PROBLEM STATEMENT: Where a line holds "Reality", copy it.

**** GIVEN ENTRIES

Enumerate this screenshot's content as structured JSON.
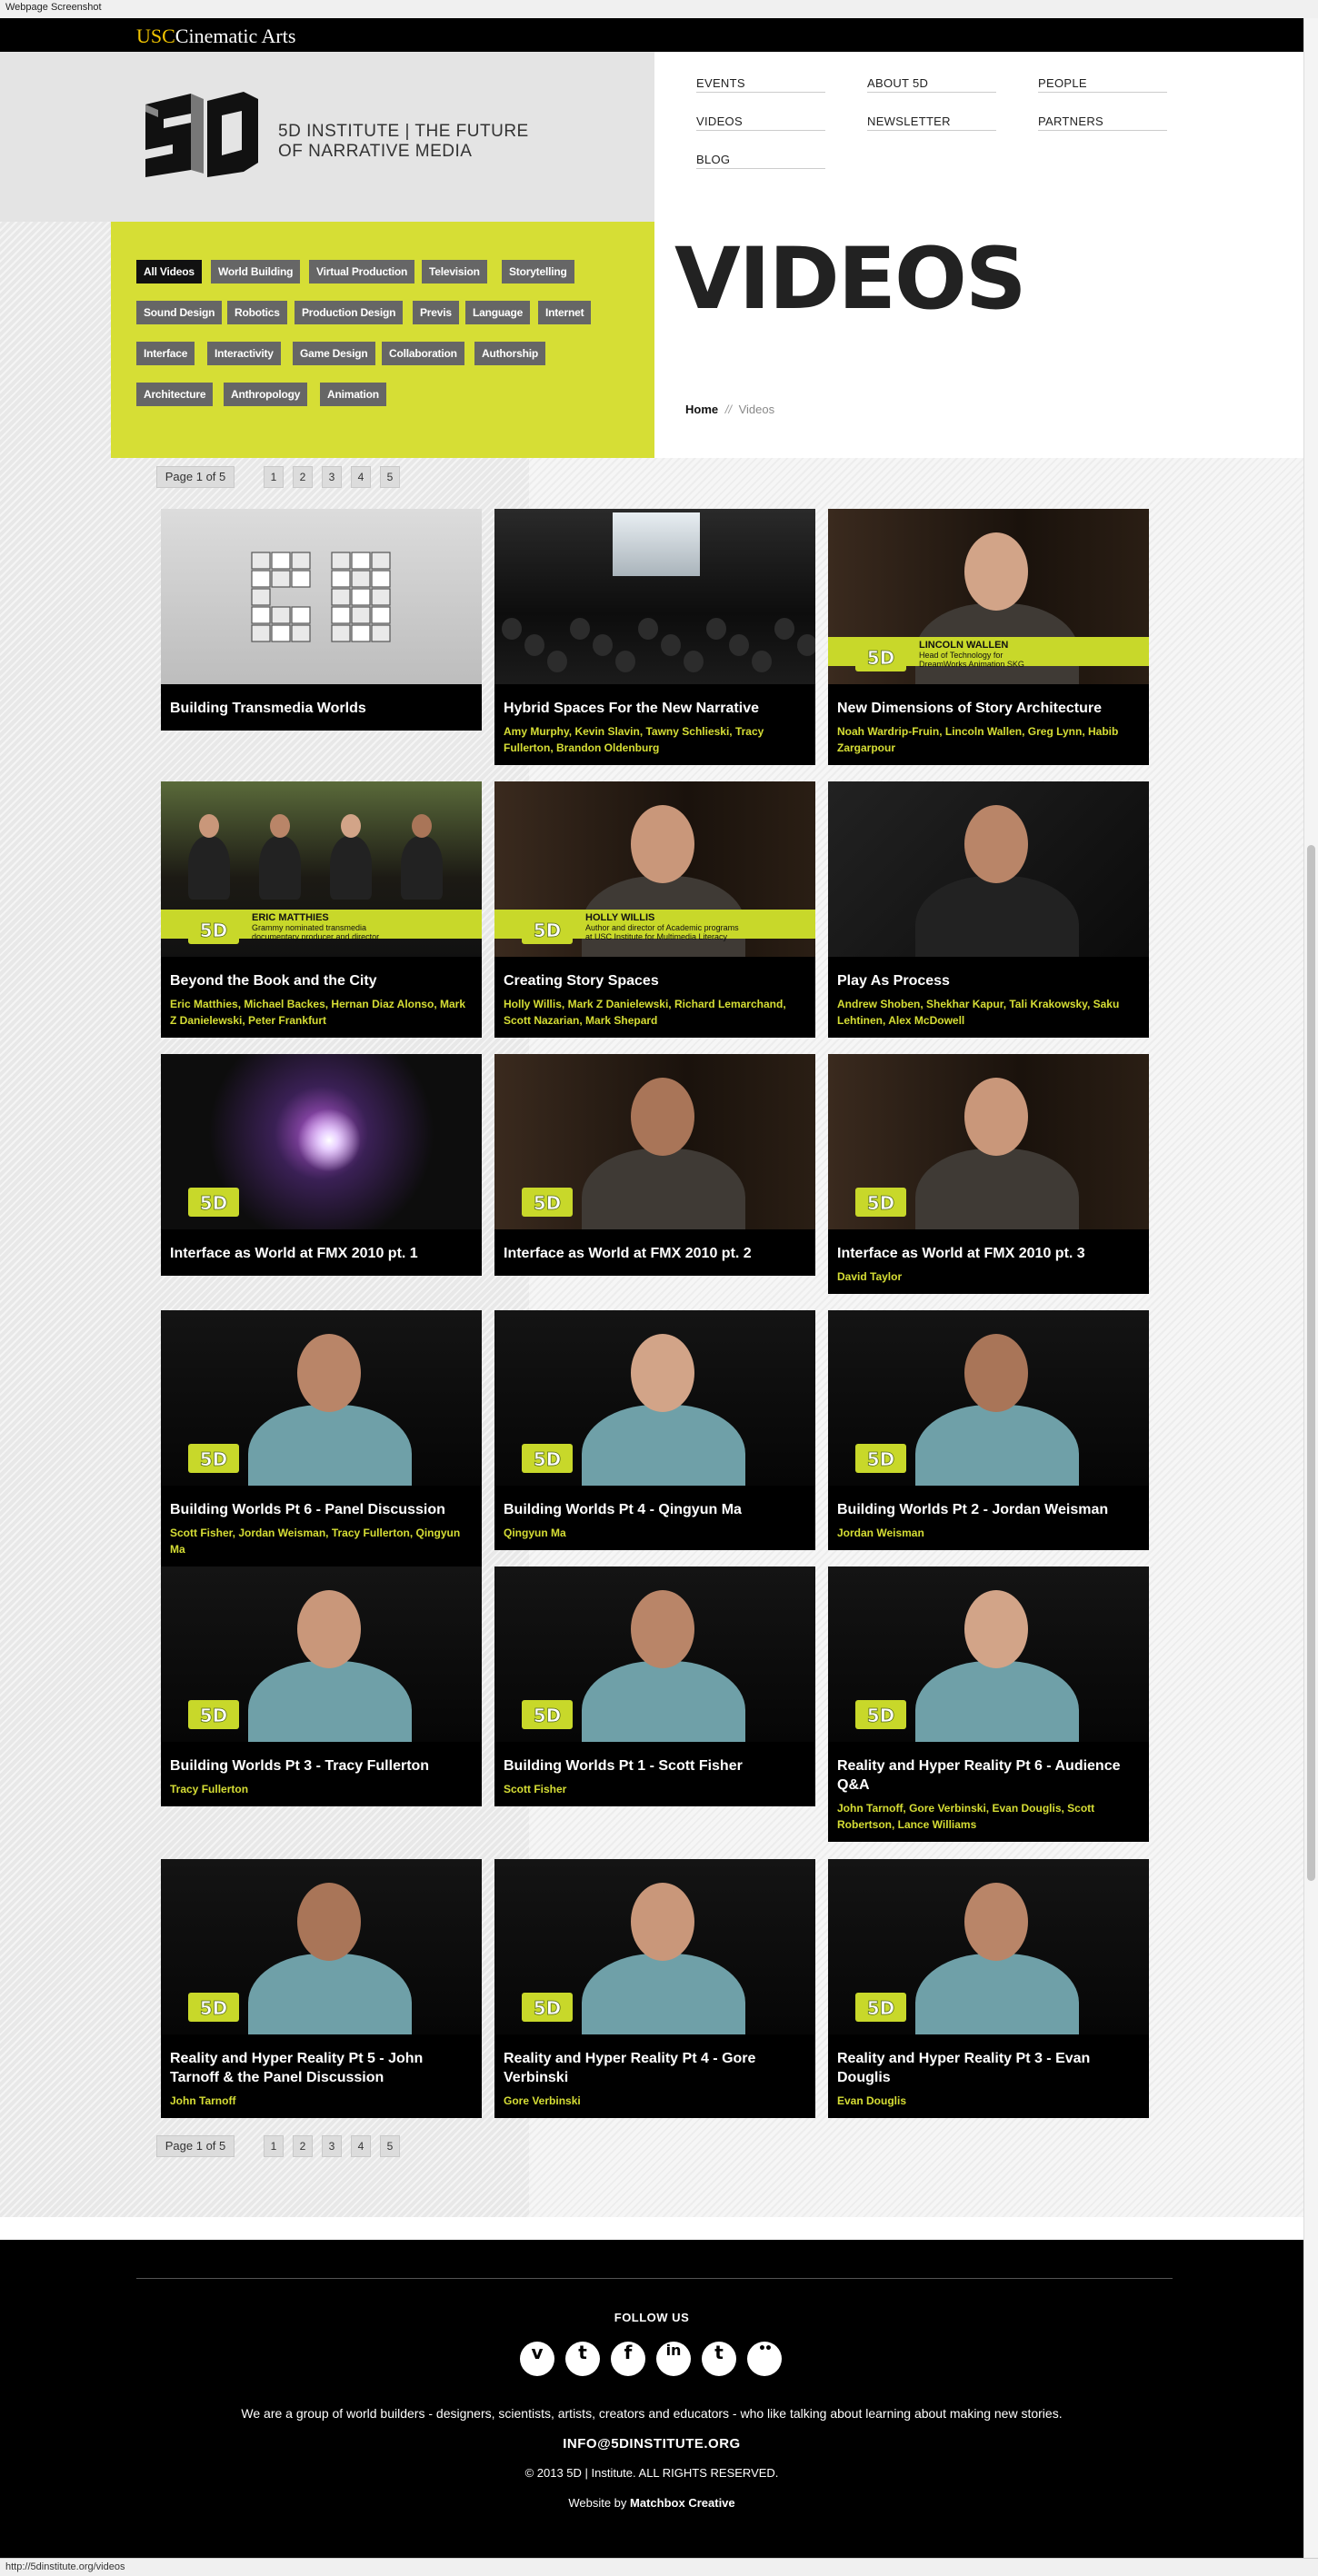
{
  "window": {
    "title": "Webpage Screenshot",
    "status_url": "http://5dinstitute.org/videos"
  },
  "usc": {
    "usc": "USC",
    "cinematic_arts": "Cinematic Arts"
  },
  "brand": {
    "line1": "5D INSTITUTE | THE FUTURE",
    "line2": "OF NARRATIVE MEDIA",
    "mark": "5D"
  },
  "nav": [
    "EVENTS",
    "ABOUT 5D",
    "PEOPLE",
    "VIDEOS",
    "NEWSLETTER",
    "PARTNERS",
    "BLOG"
  ],
  "filters": {
    "active": "All Videos",
    "tags": [
      "All Videos",
      "World Building",
      "Virtual Production",
      "Television",
      "Storytelling",
      "Sound Design",
      "Robotics",
      "Production Design",
      "Previs",
      "Language",
      "Internet",
      "Interface",
      "Interactivity",
      "Game Design",
      "Collaboration",
      "Authorship",
      "Architecture",
      "Anthropology",
      "Animation"
    ]
  },
  "heading": "VIDEOS",
  "breadcrumb": {
    "home": "Home",
    "sep": "//",
    "current": "Videos"
  },
  "pagination": {
    "label": "Page 1 of 5",
    "pages": [
      "1",
      "2",
      "3",
      "4",
      "5"
    ]
  },
  "videos": [
    {
      "title": "Building Transmedia Worlds",
      "people": "",
      "thumb": "logo"
    },
    {
      "title": "Hybrid Spaces For the New Narrative",
      "people": "Amy Murphy, Kevin Slavin, Tawny Schlieski, Tracy Fullerton, Brandon Oldenburg",
      "thumb": "stage"
    },
    {
      "title": "New Dimensions of Story Architecture",
      "people": "Noah Wardrip-Fruin, Lincoln Wallen, Greg Lynn, Habib Zargarpour",
      "thumb": "speaker",
      "lower_third": {
        "name": "LINCOLN WALLEN",
        "line1": "Head of Technology for",
        "line2": "DreamWorks Animation SKG"
      }
    },
    {
      "title": "Beyond the Book and the City",
      "people": "Eric Matthies, Michael Backes, Hernan Diaz Alonso, Mark Z Danielewski, Peter Frankfurt",
      "thumb": "panel",
      "lower_third": {
        "name": "ERIC MATTHIES",
        "line1": "Grammy nominated transmedia",
        "line2": "documentary producer and director"
      }
    },
    {
      "title": "Creating Story Spaces",
      "people": "Holly Willis, Mark Z Danielewski, Richard Lemarchand, Scott Nazarian, Mark Shepard",
      "thumb": "speaker",
      "lower_third": {
        "name": "HOLLY WILLIS",
        "line1": "Author and director of Academic programs",
        "line2": "at USC Institute for Multimedia Literacy"
      }
    },
    {
      "title": "Play As Process",
      "people": "Andrew Shoben, Shekhar Kapur, Tali Krakowsky, Saku Lehtinen, Alex McDowell",
      "thumb": "closeup"
    },
    {
      "title": "Interface as World at FMX 2010 pt. 1",
      "people": "",
      "thumb": "lights"
    },
    {
      "title": "Interface as World at FMX 2010 pt. 2",
      "people": "",
      "thumb": "speaker"
    },
    {
      "title": "Interface as World at FMX 2010 pt. 3",
      "people": "David Taylor",
      "thumb": "speaker"
    },
    {
      "title": "Building Worlds Pt 6 - Panel Discussion",
      "people": "Scott Fisher, Jordan Weisman, Tracy Fullerton, Qingyun Ma",
      "thumb": "interview"
    },
    {
      "title": "Building Worlds Pt 4 - Qingyun Ma",
      "people": "Qingyun Ma",
      "thumb": "interview"
    },
    {
      "title": "Building Worlds Pt 2 - Jordan Weisman",
      "people": "Jordan Weisman",
      "thumb": "interview"
    },
    {
      "title": "Building Worlds Pt 3 - Tracy Fullerton",
      "people": "Tracy Fullerton",
      "thumb": "interview"
    },
    {
      "title": "Building Worlds Pt 1 - Scott Fisher",
      "people": "Scott Fisher",
      "thumb": "interview"
    },
    {
      "title": "Reality and Hyper Reality Pt 6 - Audience Q&A",
      "people": "John Tarnoff, Gore Verbinski, Evan Douglis, Scott Robertson, Lance Williams",
      "thumb": "interview"
    },
    {
      "title": "Reality and Hyper Reality Pt 5 - John Tarnoff & the Panel Discussion",
      "people": "John Tarnoff",
      "thumb": "interview"
    },
    {
      "title": "Reality and Hyper Reality Pt 4 - Gore Verbinski",
      "people": "Gore Verbinski",
      "thumb": "interview"
    },
    {
      "title": "Reality and Hyper Reality Pt 3 - Evan Douglis",
      "people": "Evan Douglis",
      "thumb": "interview"
    }
  ],
  "footer": {
    "follow": "FOLLOW US",
    "socials": [
      "vimeo-icon",
      "twitter-icon",
      "facebook-icon",
      "linkedin-icon",
      "tumblr-icon",
      "flickr-icon"
    ],
    "social_glyphs": [
      "v",
      "t",
      "f",
      "in",
      "t",
      "••"
    ],
    "tagline": "We are a group of world builders - designers, scientists, artists, creators and educators - who like talking about learning about making new stories.",
    "email": "INFO@5DINSTITUTE.ORG",
    "copyright": "© 2013 5D | Institute. ALL RIGHTS RESERVED.",
    "credit_prefix": "Website by",
    "credit_name": "Matchbox Creative"
  },
  "colors": {
    "accent_yellow": "#d6de35",
    "usc_gold": "#f1c400",
    "tag_gray": "#666666"
  }
}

********

ANSWER TO THIS EXERCISE:
      "title": "Reality and Hyper Reality Pt 6 - Audience Q&A",
      "title": "Reality and Hyper Reality Pt 5 - John Tarnoff & the Panel Discussion",
      "title": "Reality and Hyper Reality Pt 4 - Gore Verbinski",
      "title": "Reality and Hyper Reality Pt 3 - Evan Douglis",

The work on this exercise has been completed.